Problem statement:
Omit all images. Write out the rest of the material exactly.

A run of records
*****
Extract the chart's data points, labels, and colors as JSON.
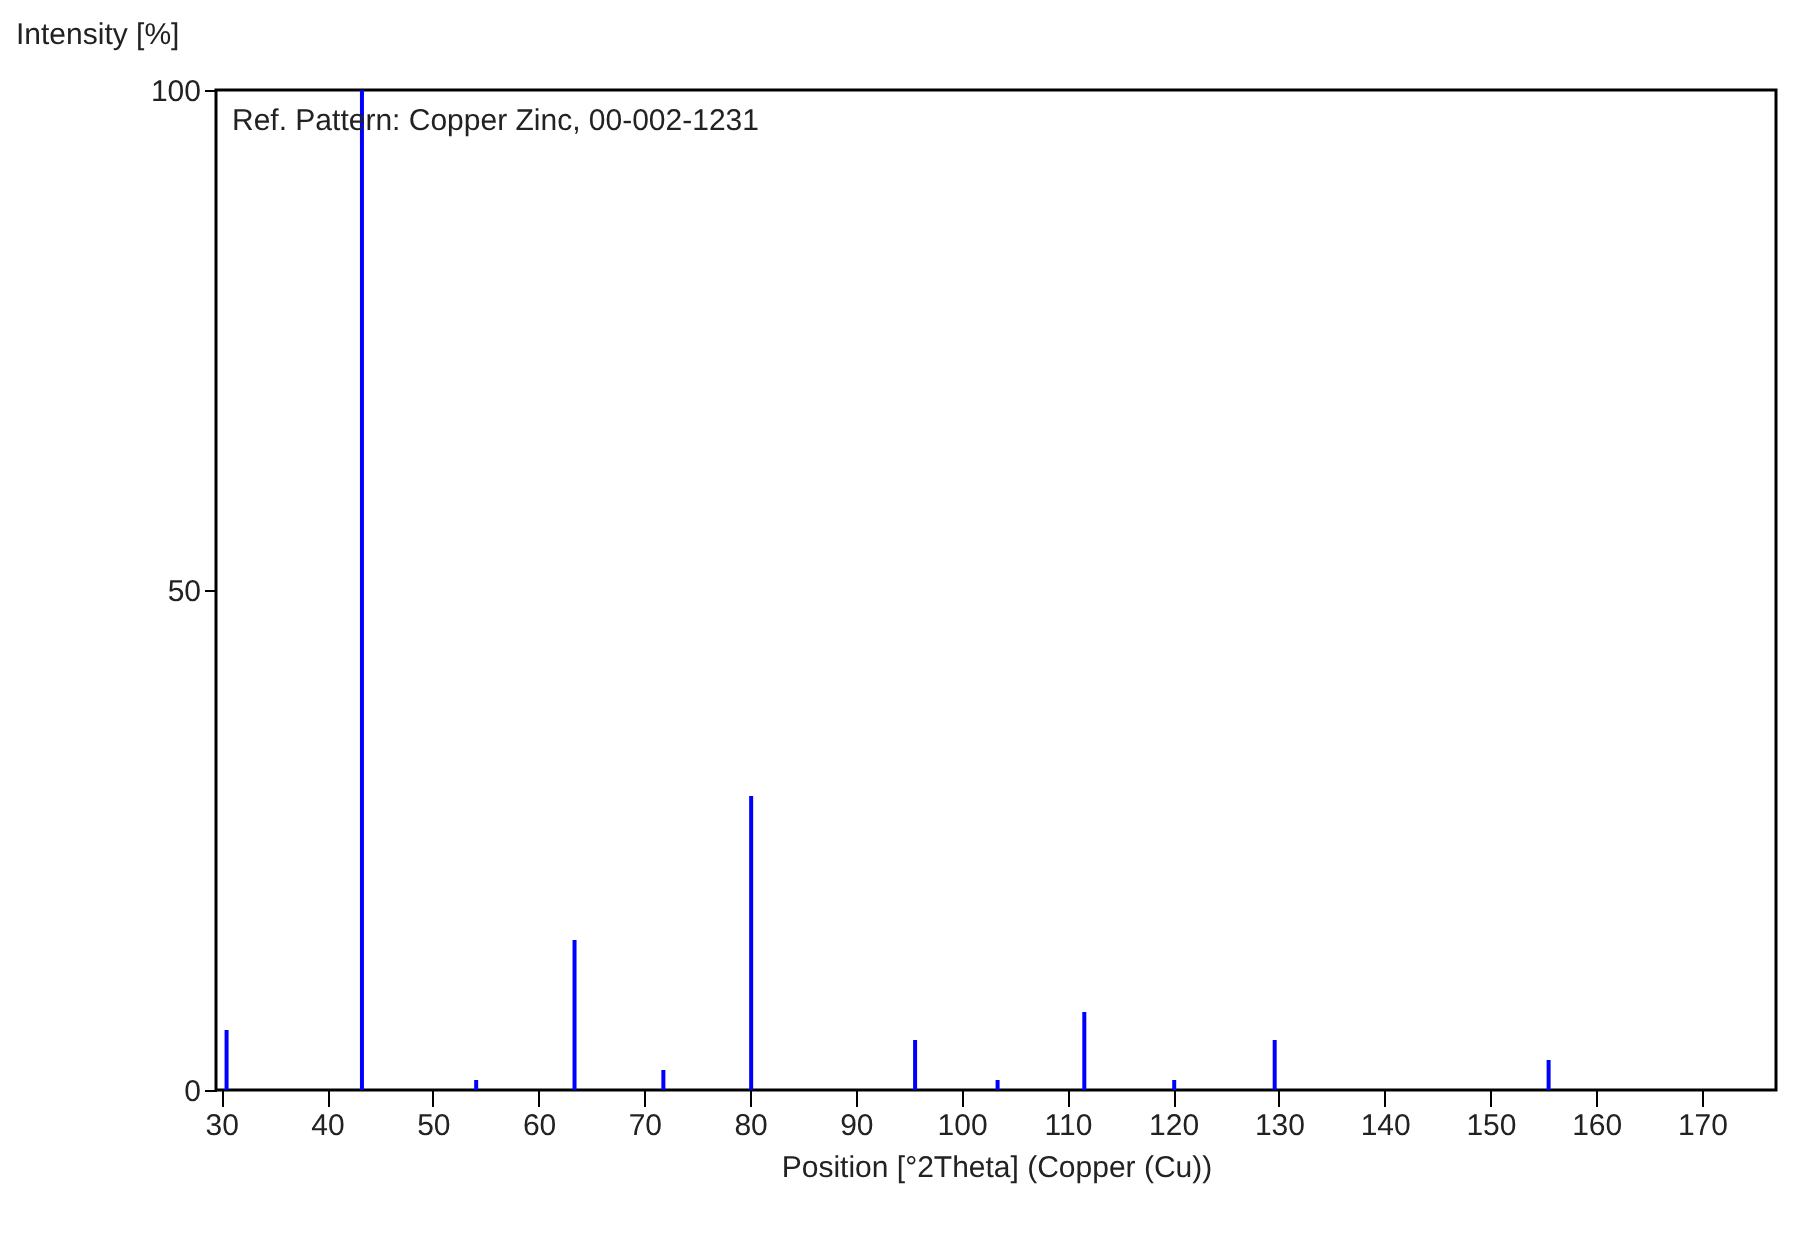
{
  "chart_data": {
    "type": "bar",
    "xlabel": "Position [°2Theta] (Copper (Cu))",
    "ylabel": "Intensity [%]",
    "annotations": [
      "Ref. Pattern: Copper Zinc, 00-002-1231"
    ],
    "x": [
      30.5,
      43.3,
      54.1,
      63.4,
      71.8,
      80.1,
      95.6,
      103.4,
      111.6,
      120.1,
      129.6,
      155.5
    ],
    "values": [
      6,
      100,
      1,
      15,
      2,
      29.4,
      5,
      1,
      7.8,
      1,
      5,
      3
    ],
    "color": "#0000ff",
    "xlim": [
      29.5,
      177
    ],
    "xticks": [
      30,
      40,
      50,
      60,
      70,
      80,
      90,
      100,
      110,
      120,
      130,
      140,
      150,
      160,
      170
    ],
    "ylim": [
      0,
      100
    ],
    "yticks": [
      0,
      50,
      100
    ]
  }
}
*****
Answer for this exercise:
Extract the chart's data points, labels, and colors as JSON.
{
  "chart_data": {
    "type": "bar",
    "xlabel": "Position [°2Theta] (Copper (Cu))",
    "ylabel": "Intensity [%]",
    "annotations": [
      "Ref. Pattern: Copper Zinc, 00-002-1231"
    ],
    "x": [
      30.5,
      43.3,
      54.1,
      63.4,
      71.8,
      80.1,
      95.6,
      103.4,
      111.6,
      120.1,
      129.6,
      155.5
    ],
    "values": [
      6,
      100,
      1,
      15,
      2,
      29.4,
      5,
      1,
      7.8,
      1,
      5,
      3
    ],
    "color": "#0000ff",
    "xlim": [
      29.5,
      177
    ],
    "xticks": [
      30,
      40,
      50,
      60,
      70,
      80,
      90,
      100,
      110,
      120,
      130,
      140,
      150,
      160,
      170
    ],
    "ylim": [
      0,
      100
    ],
    "yticks": [
      0,
      50,
      100
    ]
  }
}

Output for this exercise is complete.